◆ **Excerpted text**:
Earthdrawn Skies (CD Review)

by Karl Nehring

Hildegard von Bingen: Columba aspexit (arr. Alex Fortes); Eleanor Alberga: String Quartet No. 1; Komitas Vardapet: Armenian Folk Songs (arr. Sergei Aslamazian) - Yergink Ampel A (It’s Cloudy); Haprpan (Festive Song); Shoushigi (For Shoushing); Echmiadzni Bar (Dance from Echmiadznin); Kaqavik (The Partridge); Sibelius: String Quartet in D minor Op. 56, “Voces Intimae.” Aizuri Quartet (Emma Frucht and Miho Saegusa violins; Ayane Kozasa, viola; Karen Ouzounian, cello). Azica ACD-71359 

Having never heard of the Aizuri Quartet before receiving this disc for review, I was not quite sure what to expect. The program seemed to be a bit unusual, too, what with music from Hildegard, Komitas, and Sibelius – familiar names, but not ones I would have expected to find together on the same program – plus a quartet from a composer whose name was unfamiliar to me, Eleanor Alberga. Opening the booklet that came with the CD, I found these words of explanation from Aizuri’s cellist, Karen Ouzounian: “Earthdrawn Skies explores deep connections between humankind and the natural world through the distinct lenses of four composers forging personal relationships with the soil and the stars. These works by Hildegard von Bingen, Eleanor Alberga, Komitas Vardepet and Jean Sibelius are rooted in a sense of tradition and connection to the land, even as the composers seek something beyond their reach: an understanding of God, the physics of the cosmos, homeland, happiness. The music on this album draws from the earth as it reaches upward and outward. these composers share an impulse to understand the sky, the heavens, the larger things in life. This is music we have kept returning to as a quartet, as it speaks to us in deeply personal ways. We cherish playing this music together, and we hope it resonates as much with you as it does with us.”

The opening piece by Hildegard von Bingen (1098-1179) is an unusual choice for a string quartet in that rather than highlight the interplay among the four members, with the first and second violins swapping melodic lines in the upper registers while engaging in interplay with the darker tones of the viola and cello, weaving in and out of each other’s lines, the four players are bound tightly together. "The four of us have often talked about ‘singing through our instruments’ and how the quartet is one organism," remarks violinist Miho Saegusa. "Alex Fortes's arrangement of Hildegard's Columba aspexit presented us with a unique and challenging question, one we were excited to explore: how can we truly become one voice?" It’s an unusual sonority for a string quartet, but one that draws the listener in. What an effective way to begin an album!

Next on the docket is the three-movement String Quartet No. 1 by Eleanor Alberga (b.1949), a Jamaican-born composer who lives and works in the UK. From the very first measures of the first movement it is clearly a work that in tone and texture stands in contrast from the Bingen that preceded it. The pace is frantic, the mood more abstract. The overall pattern is the familiar fast-slow-fast, the engaging second movement (the highlight of the piece, designated Expressivo, with wonder and yearning) being followed by the more frenetic finale, with its sharper rhythms and pizzicato passages (it is designated Frantically driven yet playful). It sounds like one of those pieces that would be especially rewarding to see performed live, observing the interactions of the four players.

Annotated element entries:
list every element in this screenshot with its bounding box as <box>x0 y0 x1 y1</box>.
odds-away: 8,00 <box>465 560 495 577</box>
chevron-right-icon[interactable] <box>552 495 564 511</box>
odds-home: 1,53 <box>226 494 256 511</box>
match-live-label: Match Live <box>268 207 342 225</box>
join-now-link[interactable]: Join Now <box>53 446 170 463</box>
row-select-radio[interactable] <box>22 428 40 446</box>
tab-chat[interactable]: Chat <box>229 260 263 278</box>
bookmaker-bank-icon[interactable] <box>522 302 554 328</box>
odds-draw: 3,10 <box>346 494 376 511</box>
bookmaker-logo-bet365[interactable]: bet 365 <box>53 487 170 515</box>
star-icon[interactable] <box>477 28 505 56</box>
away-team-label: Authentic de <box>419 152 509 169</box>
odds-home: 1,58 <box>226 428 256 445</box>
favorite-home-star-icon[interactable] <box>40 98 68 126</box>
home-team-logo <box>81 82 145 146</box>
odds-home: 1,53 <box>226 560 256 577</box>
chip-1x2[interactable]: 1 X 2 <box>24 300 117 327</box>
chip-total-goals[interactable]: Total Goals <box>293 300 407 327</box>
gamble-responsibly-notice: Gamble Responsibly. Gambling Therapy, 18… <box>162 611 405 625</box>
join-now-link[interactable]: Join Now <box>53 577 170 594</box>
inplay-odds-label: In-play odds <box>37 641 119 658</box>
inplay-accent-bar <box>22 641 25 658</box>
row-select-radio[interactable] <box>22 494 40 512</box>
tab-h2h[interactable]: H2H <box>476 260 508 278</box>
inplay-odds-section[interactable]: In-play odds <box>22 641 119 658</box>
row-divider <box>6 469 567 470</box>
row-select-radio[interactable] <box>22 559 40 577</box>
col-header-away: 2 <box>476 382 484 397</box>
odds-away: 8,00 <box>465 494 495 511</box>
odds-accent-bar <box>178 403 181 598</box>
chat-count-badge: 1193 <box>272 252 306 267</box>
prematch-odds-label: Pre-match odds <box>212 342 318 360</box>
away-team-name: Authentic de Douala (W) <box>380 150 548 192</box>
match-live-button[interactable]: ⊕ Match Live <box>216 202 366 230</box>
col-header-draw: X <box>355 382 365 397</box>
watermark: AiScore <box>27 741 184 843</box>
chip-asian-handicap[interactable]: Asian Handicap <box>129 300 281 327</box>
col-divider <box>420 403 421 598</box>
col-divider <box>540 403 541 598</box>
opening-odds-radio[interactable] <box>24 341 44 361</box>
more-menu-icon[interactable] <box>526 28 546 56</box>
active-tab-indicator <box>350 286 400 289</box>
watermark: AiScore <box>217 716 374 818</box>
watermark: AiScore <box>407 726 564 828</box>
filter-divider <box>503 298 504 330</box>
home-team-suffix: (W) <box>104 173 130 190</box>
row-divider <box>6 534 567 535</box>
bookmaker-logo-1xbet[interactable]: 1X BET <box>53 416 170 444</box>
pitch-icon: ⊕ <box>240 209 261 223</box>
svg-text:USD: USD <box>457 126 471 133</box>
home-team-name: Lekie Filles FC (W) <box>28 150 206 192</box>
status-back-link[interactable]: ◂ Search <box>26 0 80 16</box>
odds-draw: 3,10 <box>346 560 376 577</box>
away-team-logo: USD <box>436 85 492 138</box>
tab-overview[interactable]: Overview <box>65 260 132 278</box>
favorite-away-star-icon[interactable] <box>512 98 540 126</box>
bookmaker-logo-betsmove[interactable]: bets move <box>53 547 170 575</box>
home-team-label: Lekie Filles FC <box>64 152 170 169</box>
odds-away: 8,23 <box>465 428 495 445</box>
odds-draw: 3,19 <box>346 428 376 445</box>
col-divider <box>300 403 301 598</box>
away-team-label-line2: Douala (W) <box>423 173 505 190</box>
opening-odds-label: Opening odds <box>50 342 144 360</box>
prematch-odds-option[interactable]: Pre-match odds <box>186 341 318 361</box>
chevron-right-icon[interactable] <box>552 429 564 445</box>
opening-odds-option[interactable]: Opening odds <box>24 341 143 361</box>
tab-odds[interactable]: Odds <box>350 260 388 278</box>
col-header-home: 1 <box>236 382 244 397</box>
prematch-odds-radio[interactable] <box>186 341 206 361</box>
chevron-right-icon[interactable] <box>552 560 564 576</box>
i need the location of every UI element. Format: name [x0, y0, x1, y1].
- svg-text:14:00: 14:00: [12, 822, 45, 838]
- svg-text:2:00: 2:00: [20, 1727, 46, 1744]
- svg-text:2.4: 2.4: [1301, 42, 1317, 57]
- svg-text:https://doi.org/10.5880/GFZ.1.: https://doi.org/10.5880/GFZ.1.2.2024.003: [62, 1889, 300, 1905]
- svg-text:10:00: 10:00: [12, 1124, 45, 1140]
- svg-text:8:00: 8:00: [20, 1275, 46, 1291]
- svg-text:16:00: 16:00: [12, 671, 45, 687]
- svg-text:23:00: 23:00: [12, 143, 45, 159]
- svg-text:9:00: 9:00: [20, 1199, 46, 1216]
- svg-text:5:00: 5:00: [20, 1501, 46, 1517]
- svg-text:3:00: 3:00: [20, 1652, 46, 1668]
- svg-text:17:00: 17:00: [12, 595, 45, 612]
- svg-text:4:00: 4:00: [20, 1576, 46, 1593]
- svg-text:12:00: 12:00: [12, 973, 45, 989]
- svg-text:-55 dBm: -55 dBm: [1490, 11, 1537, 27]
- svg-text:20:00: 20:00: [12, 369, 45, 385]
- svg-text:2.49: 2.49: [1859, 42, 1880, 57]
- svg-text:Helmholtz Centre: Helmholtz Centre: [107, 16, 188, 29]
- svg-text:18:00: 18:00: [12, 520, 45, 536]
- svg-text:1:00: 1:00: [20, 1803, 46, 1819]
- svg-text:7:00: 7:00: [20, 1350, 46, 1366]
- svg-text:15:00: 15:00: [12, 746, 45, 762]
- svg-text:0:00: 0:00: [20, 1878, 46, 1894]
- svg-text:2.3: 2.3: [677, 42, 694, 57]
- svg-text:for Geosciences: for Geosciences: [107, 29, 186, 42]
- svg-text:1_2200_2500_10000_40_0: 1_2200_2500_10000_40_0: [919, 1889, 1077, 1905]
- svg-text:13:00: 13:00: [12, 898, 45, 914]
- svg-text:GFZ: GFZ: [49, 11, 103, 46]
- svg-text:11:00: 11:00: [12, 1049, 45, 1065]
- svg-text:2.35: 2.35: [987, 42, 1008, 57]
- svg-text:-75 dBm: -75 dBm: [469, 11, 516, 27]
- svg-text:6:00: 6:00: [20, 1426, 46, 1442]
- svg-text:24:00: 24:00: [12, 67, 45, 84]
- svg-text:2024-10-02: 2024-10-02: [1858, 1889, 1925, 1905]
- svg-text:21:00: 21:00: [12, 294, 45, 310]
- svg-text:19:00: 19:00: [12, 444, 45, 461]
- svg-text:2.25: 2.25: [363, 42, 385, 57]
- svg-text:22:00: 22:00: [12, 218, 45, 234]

◆ **Exercise instructions**:
- a) In the CD review, shorten the paragraph that begins "The opening piece by Hildegard von Bingen" and keep its main facts.
- b) Continue the CD review from where it stops.

◆ **Results for each task**:
- a) The album opens with a piece by Hildegard von Bingen (1098-1179). This is an unusual choice for a string quartet. Instead of showcasing interplay among the four members, Alex Fortes's arrangement of Columba aspexit binds the players tightly together. Violinist Miho Saegusa says the quartet often talks about "singing through our instruments" and about being one organism. She says the arrangement posed an exciting question: how can they truly become one voice? The resulting sonority is unusual for a string quartet, but it draws the listener in and makes a very effective way to begin the album.

- b)
Then comes another shift in pace and mood with the five brief (none over three minutes) folk songs by the Armenian Komitas Vardapet (1869-1935), usually known simply as “Komitas,” an Armenian musicologist, composer, music teacher, choir director, priest (thus the “Vardapet,”), whose actual given name was Soghomon Gevorki Soghomonyan. He is considered the father of Armenian classical music. These folk songs are lively and charming, enjoyable to hear as well as to play. "The music of Komitas gave us a sense of our roots, our homes and lands from which we were displaced, the contours and nuances of our language, the warmth and sorrow and ebullience of our families, a link between those who perished and those who are living," writes Ouzounian of the album's link to her Armenian heritage.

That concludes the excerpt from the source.